:: WRITTEN PROBLEM ::
Reproduce the records below in their entirety, character for character.

'''

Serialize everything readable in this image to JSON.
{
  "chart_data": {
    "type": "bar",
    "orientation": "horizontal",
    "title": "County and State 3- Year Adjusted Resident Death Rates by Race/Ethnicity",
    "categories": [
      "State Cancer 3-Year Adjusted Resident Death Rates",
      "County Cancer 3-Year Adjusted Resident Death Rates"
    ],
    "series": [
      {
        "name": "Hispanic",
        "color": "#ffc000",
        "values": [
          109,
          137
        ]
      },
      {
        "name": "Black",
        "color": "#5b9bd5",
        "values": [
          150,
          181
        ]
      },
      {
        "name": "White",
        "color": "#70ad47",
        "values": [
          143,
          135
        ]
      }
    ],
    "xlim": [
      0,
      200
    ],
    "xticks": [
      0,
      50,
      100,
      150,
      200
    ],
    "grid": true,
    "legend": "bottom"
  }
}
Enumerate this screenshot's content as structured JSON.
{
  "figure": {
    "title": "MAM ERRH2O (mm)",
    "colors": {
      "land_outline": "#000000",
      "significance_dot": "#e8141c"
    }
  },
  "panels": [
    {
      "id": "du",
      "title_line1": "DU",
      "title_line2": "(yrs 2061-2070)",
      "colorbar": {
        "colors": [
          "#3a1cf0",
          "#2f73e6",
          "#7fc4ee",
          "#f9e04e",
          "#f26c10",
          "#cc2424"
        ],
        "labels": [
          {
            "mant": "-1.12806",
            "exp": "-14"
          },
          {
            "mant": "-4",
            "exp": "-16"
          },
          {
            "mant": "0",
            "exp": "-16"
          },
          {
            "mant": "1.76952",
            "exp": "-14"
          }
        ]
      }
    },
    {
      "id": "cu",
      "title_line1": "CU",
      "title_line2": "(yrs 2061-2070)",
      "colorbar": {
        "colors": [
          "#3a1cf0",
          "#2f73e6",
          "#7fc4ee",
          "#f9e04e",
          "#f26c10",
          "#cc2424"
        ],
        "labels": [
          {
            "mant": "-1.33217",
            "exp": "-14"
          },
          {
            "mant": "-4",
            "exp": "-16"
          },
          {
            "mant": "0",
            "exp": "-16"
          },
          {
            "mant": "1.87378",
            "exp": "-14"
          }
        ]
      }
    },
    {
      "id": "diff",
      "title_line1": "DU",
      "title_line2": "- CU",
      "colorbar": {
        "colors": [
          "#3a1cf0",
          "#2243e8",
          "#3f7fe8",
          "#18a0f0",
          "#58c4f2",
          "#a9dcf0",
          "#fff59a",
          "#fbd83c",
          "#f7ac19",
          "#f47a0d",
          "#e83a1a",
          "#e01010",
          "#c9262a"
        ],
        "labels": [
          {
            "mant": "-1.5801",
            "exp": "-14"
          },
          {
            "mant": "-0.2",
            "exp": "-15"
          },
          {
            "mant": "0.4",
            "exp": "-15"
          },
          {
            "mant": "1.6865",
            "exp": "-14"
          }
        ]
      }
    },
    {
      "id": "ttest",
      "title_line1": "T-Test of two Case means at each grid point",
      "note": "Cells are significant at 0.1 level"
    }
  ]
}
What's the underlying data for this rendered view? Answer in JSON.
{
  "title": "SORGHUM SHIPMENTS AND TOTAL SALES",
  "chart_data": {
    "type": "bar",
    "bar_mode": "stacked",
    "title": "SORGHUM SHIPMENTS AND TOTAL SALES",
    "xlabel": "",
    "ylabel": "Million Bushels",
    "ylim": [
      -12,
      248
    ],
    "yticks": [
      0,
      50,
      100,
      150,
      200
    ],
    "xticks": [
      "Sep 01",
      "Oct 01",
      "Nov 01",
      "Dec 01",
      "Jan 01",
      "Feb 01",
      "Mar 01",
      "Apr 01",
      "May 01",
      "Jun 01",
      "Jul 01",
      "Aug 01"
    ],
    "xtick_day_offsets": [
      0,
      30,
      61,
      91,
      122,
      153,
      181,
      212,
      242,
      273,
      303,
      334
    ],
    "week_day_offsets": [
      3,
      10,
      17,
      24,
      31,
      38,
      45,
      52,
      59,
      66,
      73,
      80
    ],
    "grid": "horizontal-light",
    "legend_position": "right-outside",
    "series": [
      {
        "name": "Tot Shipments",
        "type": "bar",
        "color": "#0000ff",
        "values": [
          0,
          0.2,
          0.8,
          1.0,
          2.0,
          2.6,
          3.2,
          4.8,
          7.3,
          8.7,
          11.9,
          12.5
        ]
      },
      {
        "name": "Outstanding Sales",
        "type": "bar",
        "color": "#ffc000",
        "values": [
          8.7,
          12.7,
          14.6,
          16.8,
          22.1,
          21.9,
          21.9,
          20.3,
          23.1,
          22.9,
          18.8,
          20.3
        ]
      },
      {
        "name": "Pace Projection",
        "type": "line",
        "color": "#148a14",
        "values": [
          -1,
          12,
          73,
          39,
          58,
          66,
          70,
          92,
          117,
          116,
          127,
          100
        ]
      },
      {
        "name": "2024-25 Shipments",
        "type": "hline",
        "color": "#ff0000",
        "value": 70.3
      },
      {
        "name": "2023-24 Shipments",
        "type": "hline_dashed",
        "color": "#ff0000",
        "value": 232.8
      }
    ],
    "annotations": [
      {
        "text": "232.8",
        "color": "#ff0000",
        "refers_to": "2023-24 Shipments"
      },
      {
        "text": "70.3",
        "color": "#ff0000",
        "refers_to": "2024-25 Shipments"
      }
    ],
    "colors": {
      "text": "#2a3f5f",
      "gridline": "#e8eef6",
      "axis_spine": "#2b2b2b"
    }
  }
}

'''

:: SOLUTION ::
Serialize everything readable in this image to JSON.
{
  "chart_data": {
    "type": "bar",
    "orientation": "horizontal",
    "title": "County and State 3- Year Adjusted Resident Death Rates by Race/Ethnicity",
    "categories": [
      "State Cancer 3-Year Adjusted Resident Death Rates",
      "County Cancer 3-Year Adjusted Resident Death Rates"
    ],
    "series": [
      {
        "name": "Hispanic",
        "color": "#ffc000",
        "values": [
          109,
          137
        ]
      },
      {
        "name": "Black",
        "color": "#5b9bd5",
        "values": [
          150,
          181
        ]
      },
      {
        "name": "White",
        "color": "#70ad47",
        "values": [
          143,
          135
        ]
      }
    ],
    "xlim": [
      0,
      200
    ],
    "xticks": [
      0,
      50,
      100,
      150,
      200
    ],
    "grid": true,
    "legend": "bottom"
  }
}
Enumerate this screenshot's content as structured JSON.
{
  "figure": {
    "title": "MAM ERRH2O (mm)",
    "colors": {
      "land_outline": "#000000",
      "significance_dot": "#e8141c"
    }
  },
  "panels": [
    {
      "id": "du",
      "title_line1": "DU",
      "title_line2": "(yrs 2061-2070)",
      "colorbar": {
        "colors": [
          "#3a1cf0",
          "#2f73e6",
          "#7fc4ee",
          "#f9e04e",
          "#f26c10",
          "#cc2424"
        ],
        "labels": [
          {
            "mant": "-1.12806",
            "exp": "-14"
          },
          {
            "mant": "-4",
            "exp": "-16"
          },
          {
            "mant": "0",
            "exp": "-16"
          },
          {
            "mant": "1.76952",
            "exp": "-14"
          }
        ]
      }
    },
    {
      "id": "cu",
      "title_line1": "CU",
      "title_line2": "(yrs 2061-2070)",
      "colorbar": {
        "colors": [
          "#3a1cf0",
          "#2f73e6",
          "#7fc4ee",
          "#f9e04e",
          "#f26c10",
          "#cc2424"
        ],
        "labels": [
          {
            "mant": "-1.33217",
            "exp": "-14"
          },
          {
            "mant": "-4",
            "exp": "-16"
          },
          {
            "mant": "0",
            "exp": "-16"
          },
          {
            "mant": "1.87378",
            "exp": "-14"
          }
        ]
      }
    },
    {
      "id": "diff",
      "title_line1": "DU",
      "title_line2": "- CU",
      "colorbar": {
        "colors": [
          "#3a1cf0",
          "#2243e8",
          "#3f7fe8",
          "#18a0f0",
          "#58c4f2",
          "#a9dcf0",
          "#fff59a",
          "#fbd83c",
          "#f7ac19",
          "#f47a0d",
          "#e83a1a",
          "#e01010",
          "#c9262a"
        ],
        "labels": [
          {
            "mant": "-1.5801",
            "exp": "-14"
          },
          {
            "mant": "-0.2",
            "exp": "-15"
          },
          {
            "mant": "0.4",
            "exp": "-15"
          },
          {
            "mant": "1.6865",
            "exp": "-14"
          }
        ]
      }
    },
    {
      "id": "ttest",
      "title_line1": "T-Test of two Case means at each grid point",
      "note": "Cells are significant at 0.1 level"
    }
  ]
}
What's the underlying data for this rendered view? Answer in JSON.
{
  "title": "SORGHUM SHIPMENTS AND TOTAL SALES",
  "chart_data": {
    "type": "bar",
    "bar_mode": "stacked",
    "title": "SORGHUM SHIPMENTS AND TOTAL SALES",
    "xlabel": "",
    "ylabel": "Million Bushels",
    "ylim": [
      -12,
      248
    ],
    "yticks": [
      0,
      50,
      100,
      150,
      200
    ],
    "xticks": [
      "Sep 01",
      "Oct 01",
      "Nov 01",
      "Dec 01",
      "Jan 01",
      "Feb 01",
      "Mar 01",
      "Apr 01",
      "May 01",
      "Jun 01",
      "Jul 01",
      "Aug 01"
    ],
    "xtick_day_offsets": [
      0,
      30,
      61,
      91,
      122,
      153,
      181,
      212,
      242,
      273,
      303,
      334
    ],
    "week_day_offsets": [
      3,
      10,
      17,
      24,
      31,
      38,
      45,
      52,
      59,
      66,
      73,
      80
    ],
    "grid": "horizontal-light",
    "legend_position": "right-outside",
    "series": [
      {
        "name": "Tot Shipments",
        "type": "bar",
        "color": "#0000ff",
        "values": [
          0,
          0.2,
          0.8,
          1.0,
          2.0,
          2.6,
          3.2,
          4.8,
          7.3,
          8.7,
          11.9,
          12.5
        ]
      },
      {
        "name": "Outstanding Sales",
        "type": "bar",
        "color": "#ffc000",
        "values": [
          8.7,
          12.7,
          14.6,
          16.8,
          22.1,
          21.9,
          21.9,
          20.3,
          23.1,
          22.9,
          18.8,
          20.3
        ]
      },
      {
        "name": "Pace Projection",
        "type": "line",
        "color": "#148a14",
        "values": [
          -1,
          12,
          73,
          39,
          58,
          66,
          70,
          92,
          117,
          116,
          127,
          100
        ]
      },
      {
        "name": "2024-25 Shipments",
        "type": "hline",
        "color": "#ff0000",
        "value": 70.3
      },
      {
        "name": "2023-24 Shipments",
        "type": "hline_dashed",
        "color": "#ff0000",
        "value": 232.8
      }
    ],
    "annotations": [
      {
        "text": "232.8",
        "color": "#ff0000",
        "refers_to": "2023-24 Shipments"
      },
      {
        "text": "70.3",
        "color": "#ff0000",
        "refers_to": "2024-25 Shipments"
      }
    ],
    "colors": {
      "text": "#2a3f5f",
      "gridline": "#e8eef6",
      "axis_spine": "#2b2b2b"
    }
  }
}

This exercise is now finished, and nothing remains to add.